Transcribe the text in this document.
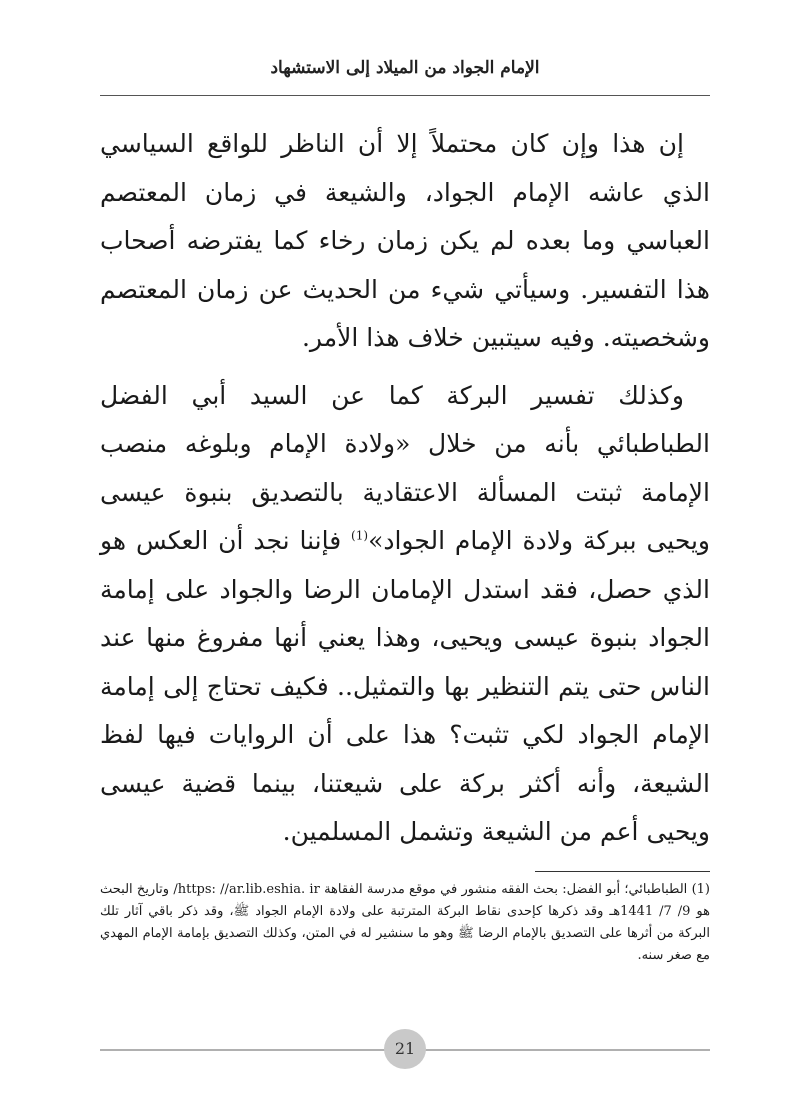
الإمام الجواد من الميلاد إلى الاستشهاد

إن هذا وإن كان محتملاً إلا أن الناظر للواقع السياسي الذي عاشه الإمام الجواد، والشيعة في زمان المعتصم العباسي وما بعده لم يكن زمان رخاء كما يفترضه أصحاب هذا التفسير. وسيأتي شيء من الحديث عن زمان المعتصم وشخصيته. وفيه سيتبين خلاف هذا الأمر.

وكذلك تفسير البركة كما عن السيد أبي الفضل الطباطبائي بأنه من خلال «ولادة الإمام وبلوغه منصب الإمامة ثبتت المسألة الاعتقادية بالتصديق بنبوة عيسى ويحيى ببركة ولادة الإمام الجواد»$^{(1)}$ فإننا نجد أن العكس هو الذي حصل، فقد استدل الإمامان الرضا والجواد على إمامة الجواد بنبوة عيسى ويحيى، وهذا يعني أنها مفروغ منها عند الناس حتى يتم التنظير بها والتمثيل.. فكيف تحتاج إلى إمامة الإمام الجواد لكي تثبت؟ هذا على أن الروايات فيها لفظ الشيعة، وأنه أكثر بركة على شيعتنا، بينما قضية عيسى ويحيى أعم من الشيعة وتشمل المسلمين.

(1) الطباطبائي؛ أبو الفضل: بحث الفقه منشور في موقع مدرسة الفقاهة https: //ar.lib.eshia. ir/ وتاريخ البحث هو 9/ 7/ 1441هـ وقد ذكرها كإحدى نقاط البركة المترتبة على ولادة الإمام الجواد ﷺ، وقد ذكر باقي آثار تلك البركة من أثرها على التصديق بالإمام الرضا ﷺ وهو ما سنشير له في المتن، وكذلك التصديق بإمامة الإمام المهدي مع صغر سنه.

21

________

WORK INSTRUCTIONS: Without the pictures, reproduce every line of the records above exactly.

THE OUTPUT:
Transcribe the text in this document.
الإمام الجواد من الميلاد إلى الاستشهاد

إن هذا وإن كان محتملاً إلا أن الناظر للواقع السياسي الذي عاشه الإمام الجواد، والشيعة في زمان المعتصم العباسي وما بعده لم يكن زمان رخاء كما يفترضه أصحاب هذا التفسير. وسيأتي شيء من الحديث عن زمان المعتصم وشخصيته. وفيه سيتبين خلاف هذا الأمر.

وكذلك تفسير البركة كما عن السيد أبي الفضل الطباطبائي بأنه من خلال «ولادة الإمام وبلوغه منصب الإمامة ثبتت المسألة الاعتقادية بالتصديق بنبوة عيسى ويحيى ببركة ولادة الإمام الجواد»$^{(1)}$ فإننا نجد أن العكس هو الذي حصل، فقد استدل الإمامان الرضا والجواد على إمامة الجواد بنبوة عيسى ويحيى، وهذا يعني أنها مفروغ منها عند الناس حتى يتم التنظير بها والتمثيل.. فكيف تحتاج إلى إمامة الإمام الجواد لكي تثبت؟ هذا على أن الروايات فيها لفظ الشيعة، وأنه أكثر بركة على شيعتنا، بينما قضية عيسى ويحيى أعم من الشيعة وتشمل المسلمين.

(1) الطباطبائي؛ أبو الفضل: بحث الفقه منشور في موقع مدرسة الفقاهة https: //ar.lib.eshia. ir/ وتاريخ البحث هو 9/ 7/ 1441هـ وقد ذكرها كإحدى نقاط البركة المترتبة على ولادة الإمام الجواد ﷺ، وقد ذكر باقي آثار تلك البركة من أثرها على التصديق بالإمام الرضا ﷺ وهو ما سنشير له في المتن، وكذلك التصديق بإمامة الإمام المهدي مع صغر سنه.

21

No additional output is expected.